__What is required__.
Images must not appear in your copy; reproduce every other part of the records exactly.

__Data__.

»»

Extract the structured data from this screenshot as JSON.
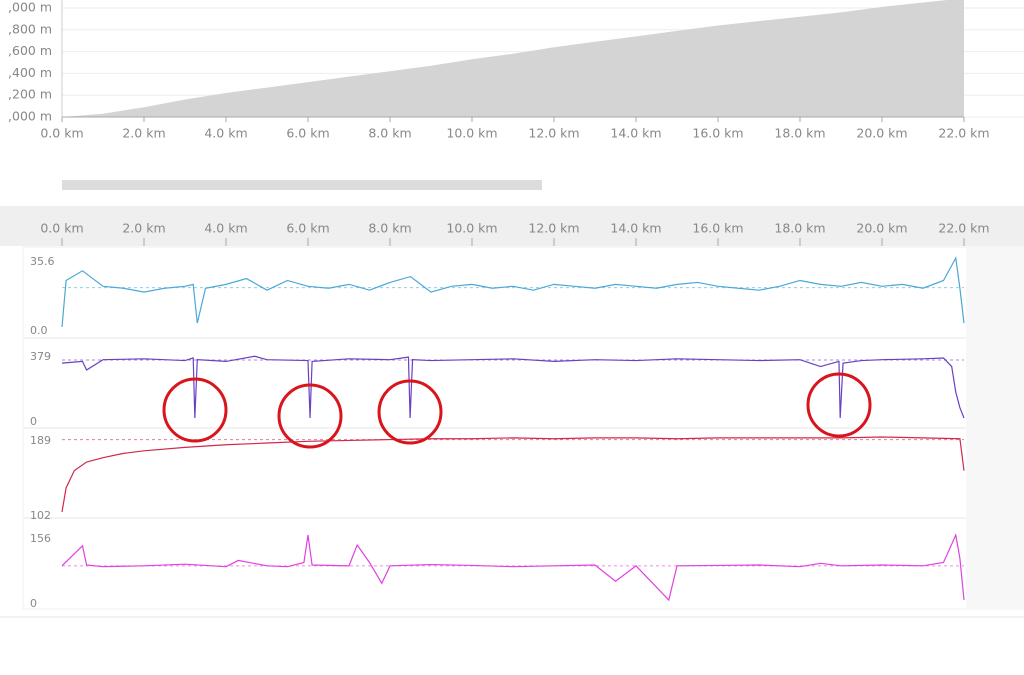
{
  "chart_data": [
    {
      "type": "area",
      "color": "#d4d4d4",
      "x": [
        0,
        1,
        2,
        3,
        4,
        5,
        6,
        7,
        8,
        9,
        10,
        11,
        12,
        13,
        14,
        15,
        16,
        17,
        18,
        19,
        20,
        21,
        22
      ],
      "values": [
        1000,
        1030,
        1090,
        1160,
        1220,
        1270,
        1320,
        1370,
        1420,
        1470,
        1530,
        1580,
        1640,
        1690,
        1740,
        1790,
        1840,
        1880,
        1920,
        1960,
        2010,
        2050,
        2090
      ],
      "xlim": [
        0,
        22
      ],
      "ylim": [
        1000,
        2000
      ],
      "xticks": [
        {
          "value": 0,
          "label": "0.0 km"
        },
        {
          "value": 2,
          "label": "2.0 km"
        },
        {
          "value": 4,
          "label": "4.0 km"
        },
        {
          "value": 6,
          "label": "6.0 km"
        },
        {
          "value": 8,
          "label": "8.0 km"
        },
        {
          "value": 10,
          "label": "10.0 km"
        },
        {
          "value": 12,
          "label": "12.0 km"
        },
        {
          "value": 14,
          "label": "14.0 km"
        },
        {
          "value": 16,
          "label": "16.0 km"
        },
        {
          "value": 18,
          "label": "18.0 km"
        },
        {
          "value": 20,
          "label": "20.0 km"
        },
        {
          "value": 22,
          "label": "22.0 km"
        }
      ],
      "yticks": [
        {
          "value": 1000,
          "label": ",000 m"
        },
        {
          "value": 1200,
          "label": ",200 m"
        },
        {
          "value": 1400,
          "label": ",400 m"
        },
        {
          "value": 1600,
          "label": ",600 m"
        },
        {
          "value": 1800,
          "label": ",800 m"
        },
        {
          "value": 2000,
          "label": ",000 m"
        }
      ],
      "grid": true
    },
    {
      "type": "line",
      "color": "#4aa8d8",
      "average": 20.3,
      "x": [
        0,
        0.1,
        0.5,
        1,
        1.5,
        2,
        2.5,
        3,
        3.2,
        3.3,
        3.5,
        4,
        4.5,
        5,
        5.5,
        6,
        6.5,
        7,
        7.5,
        8,
        8.5,
        9,
        9.5,
        10,
        10.5,
        11,
        11.5,
        12,
        12.5,
        13,
        13.5,
        14,
        14.5,
        15,
        15.5,
        16,
        16.5,
        17,
        17.5,
        18,
        18.5,
        19,
        19.5,
        20,
        20.5,
        21,
        21.5,
        21.8,
        21.9,
        22
      ],
      "values": [
        0,
        24,
        29,
        21,
        20,
        18,
        20,
        21,
        22,
        2,
        20,
        22,
        25,
        19,
        24,
        21,
        20,
        22,
        19,
        23,
        26,
        18,
        21,
        22,
        20,
        21,
        19,
        22,
        21,
        20,
        22,
        21,
        20,
        22,
        23,
        21,
        20,
        19,
        21,
        24,
        22,
        21,
        23,
        21,
        22,
        20,
        24,
        35.6,
        20,
        2
      ],
      "xlim": [
        0,
        22
      ],
      "ylim": [
        0,
        35.6
      ],
      "yticks": [
        {
          "value": 0,
          "label": "0.0"
        },
        35.6
      ]
    },
    {
      "type": "line",
      "color": "#6a3fc1",
      "average": 338,
      "x": [
        0,
        0.5,
        0.6,
        1,
        2,
        3,
        3.2,
        3.24,
        3.3,
        4,
        4.7,
        5,
        6,
        6.05,
        6.1,
        7,
        8,
        8.45,
        8.49,
        8.55,
        9,
        10,
        11,
        12,
        13,
        14,
        15,
        16,
        17,
        18,
        18.5,
        18.95,
        18.98,
        19.05,
        19.5,
        20,
        21,
        21.5,
        21.7,
        21.8,
        21.9,
        22
      ],
      "values": [
        320,
        330,
        280,
        340,
        345,
        335,
        350,
        0,
        340,
        330,
        360,
        340,
        335,
        0,
        330,
        345,
        340,
        355,
        0,
        340,
        335,
        340,
        345,
        330,
        340,
        335,
        345,
        340,
        335,
        340,
        300,
        330,
        0,
        320,
        335,
        340,
        345,
        350,
        300,
        150,
        60,
        0
      ],
      "xlim": [
        0,
        22
      ],
      "ylim": [
        0,
        379
      ],
      "yticks": [
        0,
        379
      ]
    },
    {
      "type": "line",
      "color": "#d2284a",
      "average": 186,
      "x": [
        0,
        0.1,
        0.3,
        0.6,
        1,
        1.5,
        2,
        3,
        4,
        5,
        6,
        7,
        8,
        9,
        10,
        11,
        12,
        13,
        14,
        15,
        16,
        17,
        18,
        19,
        20,
        21,
        21.9,
        22
      ],
      "values": [
        102,
        130,
        150,
        160,
        165,
        170,
        173,
        177,
        180,
        182,
        184,
        185,
        186,
        187,
        187,
        188,
        187,
        188,
        188,
        187,
        188,
        188,
        188,
        188,
        189,
        188,
        187,
        150
      ],
      "xlim": [
        0,
        22
      ],
      "ylim": [
        102,
        189
      ],
      "yticks": [
        102,
        189
      ]
    },
    {
      "type": "line",
      "color": "#e040e0",
      "average": 82,
      "x": [
        0,
        0.5,
        0.6,
        1,
        2,
        3,
        4,
        4.3,
        5,
        5.5,
        5.9,
        6,
        6.1,
        7,
        7.2,
        7.5,
        7.8,
        8,
        9,
        10,
        11,
        12,
        13,
        13.5,
        14,
        14.8,
        15,
        16,
        17,
        18,
        18.5,
        19,
        20,
        21,
        21.5,
        21.8,
        21.9,
        22
      ],
      "values": [
        82,
        130,
        84,
        80,
        82,
        86,
        80,
        95,
        82,
        80,
        90,
        156,
        84,
        82,
        132,
        90,
        40,
        82,
        85,
        83,
        80,
        82,
        84,
        45,
        82,
        0,
        82,
        83,
        84,
        80,
        88,
        82,
        84,
        82,
        90,
        156,
        100,
        0
      ],
      "xlim": [
        0,
        22
      ],
      "ylim": [
        0,
        156
      ],
      "yticks": [
        0,
        156
      ]
    }
  ]
}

««

__Answer below__.
Extract the structured data from this screenshot as JSON.
{
  "chart_data": [
    {
      "type": "area",
      "color": "#d4d4d4",
      "x": [
        0,
        1,
        2,
        3,
        4,
        5,
        6,
        7,
        8,
        9,
        10,
        11,
        12,
        13,
        14,
        15,
        16,
        17,
        18,
        19,
        20,
        21,
        22
      ],
      "values": [
        1000,
        1030,
        1090,
        1160,
        1220,
        1270,
        1320,
        1370,
        1420,
        1470,
        1530,
        1580,
        1640,
        1690,
        1740,
        1790,
        1840,
        1880,
        1920,
        1960,
        2010,
        2050,
        2090
      ],
      "xlim": [
        0,
        22
      ],
      "ylim": [
        1000,
        2000
      ],
      "xticks": [
        {
          "value": 0,
          "label": "0.0 km"
        },
        {
          "value": 2,
          "label": "2.0 km"
        },
        {
          "value": 4,
          "label": "4.0 km"
        },
        {
          "value": 6,
          "label": "6.0 km"
        },
        {
          "value": 8,
          "label": "8.0 km"
        },
        {
          "value": 10,
          "label": "10.0 km"
        },
        {
          "value": 12,
          "label": "12.0 km"
        },
        {
          "value": 14,
          "label": "14.0 km"
        },
        {
          "value": 16,
          "label": "16.0 km"
        },
        {
          "value": 18,
          "label": "18.0 km"
        },
        {
          "value": 20,
          "label": "20.0 km"
        },
        {
          "value": 22,
          "label": "22.0 km"
        }
      ],
      "yticks": [
        {
          "value": 1000,
          "label": ",000 m"
        },
        {
          "value": 1200,
          "label": ",200 m"
        },
        {
          "value": 1400,
          "label": ",400 m"
        },
        {
          "value": 1600,
          "label": ",600 m"
        },
        {
          "value": 1800,
          "label": ",800 m"
        },
        {
          "value": 2000,
          "label": ",000 m"
        }
      ],
      "grid": true
    },
    {
      "type": "line",
      "color": "#4aa8d8",
      "average": 20.3,
      "x": [
        0,
        0.1,
        0.5,
        1,
        1.5,
        2,
        2.5,
        3,
        3.2,
        3.3,
        3.5,
        4,
        4.5,
        5,
        5.5,
        6,
        6.5,
        7,
        7.5,
        8,
        8.5,
        9,
        9.5,
        10,
        10.5,
        11,
        11.5,
        12,
        12.5,
        13,
        13.5,
        14,
        14.5,
        15,
        15.5,
        16,
        16.5,
        17,
        17.5,
        18,
        18.5,
        19,
        19.5,
        20,
        20.5,
        21,
        21.5,
        21.8,
        21.9,
        22
      ],
      "values": [
        0,
        24,
        29,
        21,
        20,
        18,
        20,
        21,
        22,
        2,
        20,
        22,
        25,
        19,
        24,
        21,
        20,
        22,
        19,
        23,
        26,
        18,
        21,
        22,
        20,
        21,
        19,
        22,
        21,
        20,
        22,
        21,
        20,
        22,
        23,
        21,
        20,
        19,
        21,
        24,
        22,
        21,
        23,
        21,
        22,
        20,
        24,
        35.6,
        20,
        2
      ],
      "xlim": [
        0,
        22
      ],
      "ylim": [
        0,
        35.6
      ],
      "yticks": [
        {
          "value": 0,
          "label": "0.0"
        },
        35.6
      ]
    },
    {
      "type": "line",
      "color": "#6a3fc1",
      "average": 338,
      "x": [
        0,
        0.5,
        0.6,
        1,
        2,
        3,
        3.2,
        3.24,
        3.3,
        4,
        4.7,
        5,
        6,
        6.05,
        6.1,
        7,
        8,
        8.45,
        8.49,
        8.55,
        9,
        10,
        11,
        12,
        13,
        14,
        15,
        16,
        17,
        18,
        18.5,
        18.95,
        18.98,
        19.05,
        19.5,
        20,
        21,
        21.5,
        21.7,
        21.8,
        21.9,
        22
      ],
      "values": [
        320,
        330,
        280,
        340,
        345,
        335,
        350,
        0,
        340,
        330,
        360,
        340,
        335,
        0,
        330,
        345,
        340,
        355,
        0,
        340,
        335,
        340,
        345,
        330,
        340,
        335,
        345,
        340,
        335,
        340,
        300,
        330,
        0,
        320,
        335,
        340,
        345,
        350,
        300,
        150,
        60,
        0
      ],
      "xlim": [
        0,
        22
      ],
      "ylim": [
        0,
        379
      ],
      "yticks": [
        0,
        379
      ]
    },
    {
      "type": "line",
      "color": "#d2284a",
      "average": 186,
      "x": [
        0,
        0.1,
        0.3,
        0.6,
        1,
        1.5,
        2,
        3,
        4,
        5,
        6,
        7,
        8,
        9,
        10,
        11,
        12,
        13,
        14,
        15,
        16,
        17,
        18,
        19,
        20,
        21,
        21.9,
        22
      ],
      "values": [
        102,
        130,
        150,
        160,
        165,
        170,
        173,
        177,
        180,
        182,
        184,
        185,
        186,
        187,
        187,
        188,
        187,
        188,
        188,
        187,
        188,
        188,
        188,
        188,
        189,
        188,
        187,
        150
      ],
      "xlim": [
        0,
        22
      ],
      "ylim": [
        102,
        189
      ],
      "yticks": [
        102,
        189
      ]
    },
    {
      "type": "line",
      "color": "#e040e0",
      "average": 82,
      "x": [
        0,
        0.5,
        0.6,
        1,
        2,
        3,
        4,
        4.3,
        5,
        5.5,
        5.9,
        6,
        6.1,
        7,
        7.2,
        7.5,
        7.8,
        8,
        9,
        10,
        11,
        12,
        13,
        13.5,
        14,
        14.8,
        15,
        16,
        17,
        18,
        18.5,
        19,
        20,
        21,
        21.5,
        21.8,
        21.9,
        22
      ],
      "values": [
        82,
        130,
        84,
        80,
        82,
        86,
        80,
        95,
        82,
        80,
        90,
        156,
        84,
        82,
        132,
        90,
        40,
        82,
        85,
        83,
        80,
        82,
        84,
        45,
        82,
        0,
        82,
        83,
        84,
        80,
        88,
        82,
        84,
        82,
        90,
        156,
        100,
        0
      ],
      "xlim": [
        0,
        22
      ],
      "ylim": [
        0,
        156
      ],
      "yticks": [
        0,
        156
      ]
    }
  ]
}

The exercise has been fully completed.